TO DO: Examine the records and identify each line that includes the string "name". Copy those lines.

________

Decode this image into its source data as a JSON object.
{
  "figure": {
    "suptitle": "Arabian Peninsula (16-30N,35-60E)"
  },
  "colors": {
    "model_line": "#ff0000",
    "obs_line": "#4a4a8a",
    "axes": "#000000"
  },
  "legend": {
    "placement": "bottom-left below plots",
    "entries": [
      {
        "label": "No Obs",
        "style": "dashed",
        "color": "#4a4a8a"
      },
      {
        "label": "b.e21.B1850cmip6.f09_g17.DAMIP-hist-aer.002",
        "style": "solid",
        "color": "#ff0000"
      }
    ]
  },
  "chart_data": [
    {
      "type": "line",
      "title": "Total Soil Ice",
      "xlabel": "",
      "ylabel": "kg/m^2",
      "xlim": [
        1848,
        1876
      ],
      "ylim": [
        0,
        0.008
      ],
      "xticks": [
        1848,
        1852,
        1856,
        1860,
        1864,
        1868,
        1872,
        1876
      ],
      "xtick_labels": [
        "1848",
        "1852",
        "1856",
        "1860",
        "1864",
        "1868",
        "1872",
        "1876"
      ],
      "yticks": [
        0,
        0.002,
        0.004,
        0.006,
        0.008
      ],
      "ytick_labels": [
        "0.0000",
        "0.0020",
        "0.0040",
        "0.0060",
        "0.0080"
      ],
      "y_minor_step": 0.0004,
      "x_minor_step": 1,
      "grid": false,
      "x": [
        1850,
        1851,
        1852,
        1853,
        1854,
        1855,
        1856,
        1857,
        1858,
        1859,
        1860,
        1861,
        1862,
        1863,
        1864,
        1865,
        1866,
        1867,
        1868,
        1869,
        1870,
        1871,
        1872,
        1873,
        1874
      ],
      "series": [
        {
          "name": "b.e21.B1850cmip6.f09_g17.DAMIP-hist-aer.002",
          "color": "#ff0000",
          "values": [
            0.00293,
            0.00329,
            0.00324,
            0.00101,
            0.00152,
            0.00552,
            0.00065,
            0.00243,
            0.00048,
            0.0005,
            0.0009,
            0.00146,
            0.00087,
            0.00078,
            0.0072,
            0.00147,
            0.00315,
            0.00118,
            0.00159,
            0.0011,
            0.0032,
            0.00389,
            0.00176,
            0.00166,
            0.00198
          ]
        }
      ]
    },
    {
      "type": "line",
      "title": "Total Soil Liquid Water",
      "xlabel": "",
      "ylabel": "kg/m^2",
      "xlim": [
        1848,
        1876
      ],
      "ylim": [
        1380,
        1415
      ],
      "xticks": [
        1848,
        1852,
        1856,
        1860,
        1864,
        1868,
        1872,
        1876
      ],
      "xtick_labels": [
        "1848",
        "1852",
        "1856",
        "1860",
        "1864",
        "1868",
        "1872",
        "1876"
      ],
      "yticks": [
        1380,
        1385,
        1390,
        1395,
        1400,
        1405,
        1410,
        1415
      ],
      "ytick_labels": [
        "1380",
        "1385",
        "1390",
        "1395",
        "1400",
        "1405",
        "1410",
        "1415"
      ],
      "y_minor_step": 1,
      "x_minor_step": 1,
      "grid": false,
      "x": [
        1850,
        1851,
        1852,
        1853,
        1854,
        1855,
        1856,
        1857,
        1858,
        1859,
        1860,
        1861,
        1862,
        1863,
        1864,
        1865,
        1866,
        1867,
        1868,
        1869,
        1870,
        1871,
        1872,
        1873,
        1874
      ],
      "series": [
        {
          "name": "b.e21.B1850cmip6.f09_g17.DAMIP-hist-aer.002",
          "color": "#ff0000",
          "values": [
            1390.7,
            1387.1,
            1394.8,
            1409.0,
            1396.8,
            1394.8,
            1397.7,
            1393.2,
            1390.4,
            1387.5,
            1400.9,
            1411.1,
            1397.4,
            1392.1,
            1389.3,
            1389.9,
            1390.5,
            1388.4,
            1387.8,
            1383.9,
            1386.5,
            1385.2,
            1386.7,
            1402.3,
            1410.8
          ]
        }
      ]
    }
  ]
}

________

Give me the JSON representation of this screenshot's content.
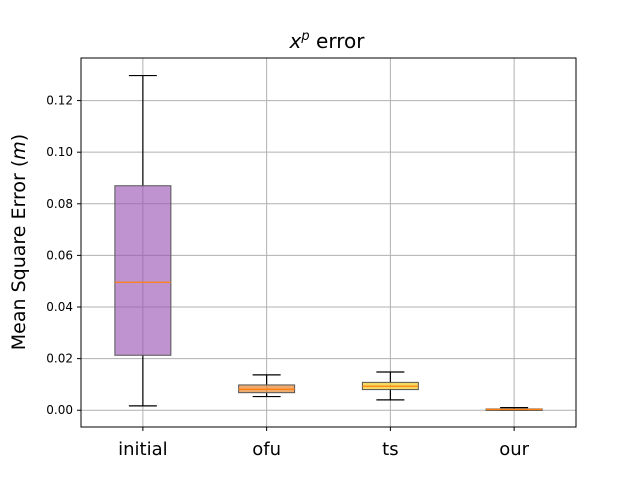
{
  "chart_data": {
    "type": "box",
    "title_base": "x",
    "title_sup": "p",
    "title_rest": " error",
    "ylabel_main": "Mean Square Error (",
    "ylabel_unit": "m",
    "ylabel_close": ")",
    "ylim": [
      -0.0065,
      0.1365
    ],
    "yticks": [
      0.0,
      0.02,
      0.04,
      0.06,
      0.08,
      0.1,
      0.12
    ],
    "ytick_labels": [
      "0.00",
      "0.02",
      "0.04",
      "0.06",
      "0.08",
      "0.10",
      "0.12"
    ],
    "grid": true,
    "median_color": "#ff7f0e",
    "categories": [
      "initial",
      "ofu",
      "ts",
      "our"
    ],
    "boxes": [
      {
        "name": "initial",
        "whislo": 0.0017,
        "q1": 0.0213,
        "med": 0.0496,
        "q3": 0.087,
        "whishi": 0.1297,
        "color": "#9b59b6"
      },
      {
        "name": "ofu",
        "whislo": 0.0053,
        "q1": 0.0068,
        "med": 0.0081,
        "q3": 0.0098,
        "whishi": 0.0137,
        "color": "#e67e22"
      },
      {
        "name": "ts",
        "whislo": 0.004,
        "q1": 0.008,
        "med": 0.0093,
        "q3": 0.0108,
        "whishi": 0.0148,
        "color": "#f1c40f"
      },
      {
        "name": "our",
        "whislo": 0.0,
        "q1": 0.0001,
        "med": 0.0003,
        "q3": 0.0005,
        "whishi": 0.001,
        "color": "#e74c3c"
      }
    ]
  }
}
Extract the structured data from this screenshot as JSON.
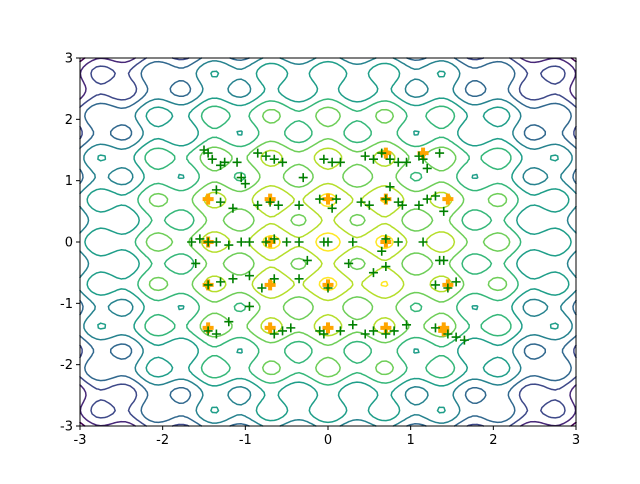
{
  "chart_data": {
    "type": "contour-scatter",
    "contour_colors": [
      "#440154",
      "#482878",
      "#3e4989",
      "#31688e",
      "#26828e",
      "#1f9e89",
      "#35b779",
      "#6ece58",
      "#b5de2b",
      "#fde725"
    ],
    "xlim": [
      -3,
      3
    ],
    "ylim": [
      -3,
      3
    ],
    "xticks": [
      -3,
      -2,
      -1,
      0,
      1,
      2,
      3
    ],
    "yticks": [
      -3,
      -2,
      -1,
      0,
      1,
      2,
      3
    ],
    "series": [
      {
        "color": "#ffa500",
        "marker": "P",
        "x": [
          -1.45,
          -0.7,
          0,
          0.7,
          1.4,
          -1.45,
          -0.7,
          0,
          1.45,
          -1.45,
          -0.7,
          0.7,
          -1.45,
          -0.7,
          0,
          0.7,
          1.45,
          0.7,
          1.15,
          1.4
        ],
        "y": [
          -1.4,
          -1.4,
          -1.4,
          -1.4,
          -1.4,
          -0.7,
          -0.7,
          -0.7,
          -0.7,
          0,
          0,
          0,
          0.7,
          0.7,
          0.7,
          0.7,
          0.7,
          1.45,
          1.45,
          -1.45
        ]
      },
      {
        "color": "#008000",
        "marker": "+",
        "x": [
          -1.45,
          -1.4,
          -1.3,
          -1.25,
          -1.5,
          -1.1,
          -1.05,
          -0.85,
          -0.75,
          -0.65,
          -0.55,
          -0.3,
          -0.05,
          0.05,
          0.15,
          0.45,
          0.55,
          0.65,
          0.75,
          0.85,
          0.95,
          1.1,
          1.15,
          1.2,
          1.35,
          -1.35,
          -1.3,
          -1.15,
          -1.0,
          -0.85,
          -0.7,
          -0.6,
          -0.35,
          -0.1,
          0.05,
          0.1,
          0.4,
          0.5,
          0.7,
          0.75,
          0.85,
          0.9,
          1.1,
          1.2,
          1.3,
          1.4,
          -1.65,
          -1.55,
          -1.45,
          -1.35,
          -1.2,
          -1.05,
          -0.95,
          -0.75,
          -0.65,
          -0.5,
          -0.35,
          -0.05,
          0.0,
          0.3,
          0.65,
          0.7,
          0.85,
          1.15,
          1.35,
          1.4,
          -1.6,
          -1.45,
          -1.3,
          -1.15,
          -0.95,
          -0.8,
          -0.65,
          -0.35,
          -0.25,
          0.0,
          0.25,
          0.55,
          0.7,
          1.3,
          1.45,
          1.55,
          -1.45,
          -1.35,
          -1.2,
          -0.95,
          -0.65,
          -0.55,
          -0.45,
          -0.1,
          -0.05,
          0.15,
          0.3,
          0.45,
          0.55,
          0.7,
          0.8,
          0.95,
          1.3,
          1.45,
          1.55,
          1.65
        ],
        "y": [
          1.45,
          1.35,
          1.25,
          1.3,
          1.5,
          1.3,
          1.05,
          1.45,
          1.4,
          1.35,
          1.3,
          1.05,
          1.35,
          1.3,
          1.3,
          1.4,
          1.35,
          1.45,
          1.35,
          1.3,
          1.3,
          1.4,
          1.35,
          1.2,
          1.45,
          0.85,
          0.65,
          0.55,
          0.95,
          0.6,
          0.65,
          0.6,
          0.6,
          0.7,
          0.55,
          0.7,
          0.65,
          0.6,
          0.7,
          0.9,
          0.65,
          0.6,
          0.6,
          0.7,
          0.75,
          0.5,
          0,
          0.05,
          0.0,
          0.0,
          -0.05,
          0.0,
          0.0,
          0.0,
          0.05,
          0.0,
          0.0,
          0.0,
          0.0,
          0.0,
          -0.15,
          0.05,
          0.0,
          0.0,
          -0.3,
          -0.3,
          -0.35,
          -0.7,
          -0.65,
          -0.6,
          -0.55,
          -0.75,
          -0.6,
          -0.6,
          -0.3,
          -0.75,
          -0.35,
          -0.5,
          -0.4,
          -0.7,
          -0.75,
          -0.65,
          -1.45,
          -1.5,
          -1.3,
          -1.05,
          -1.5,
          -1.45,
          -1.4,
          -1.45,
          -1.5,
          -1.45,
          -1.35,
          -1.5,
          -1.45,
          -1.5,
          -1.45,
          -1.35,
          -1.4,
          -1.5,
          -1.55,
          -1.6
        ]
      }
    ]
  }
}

________

EXERCISE RESULT:
          "name": "b.e21.B1850cmip6.f09_g17.DAMIP-hist-aer.002",
          "name": "b.e21.B1850cmip6.f09_g17.DAMIP-hist-aer.002",
        "name": "initial",
        "name": "ofu",
        "name": "ts",
        "name": "our",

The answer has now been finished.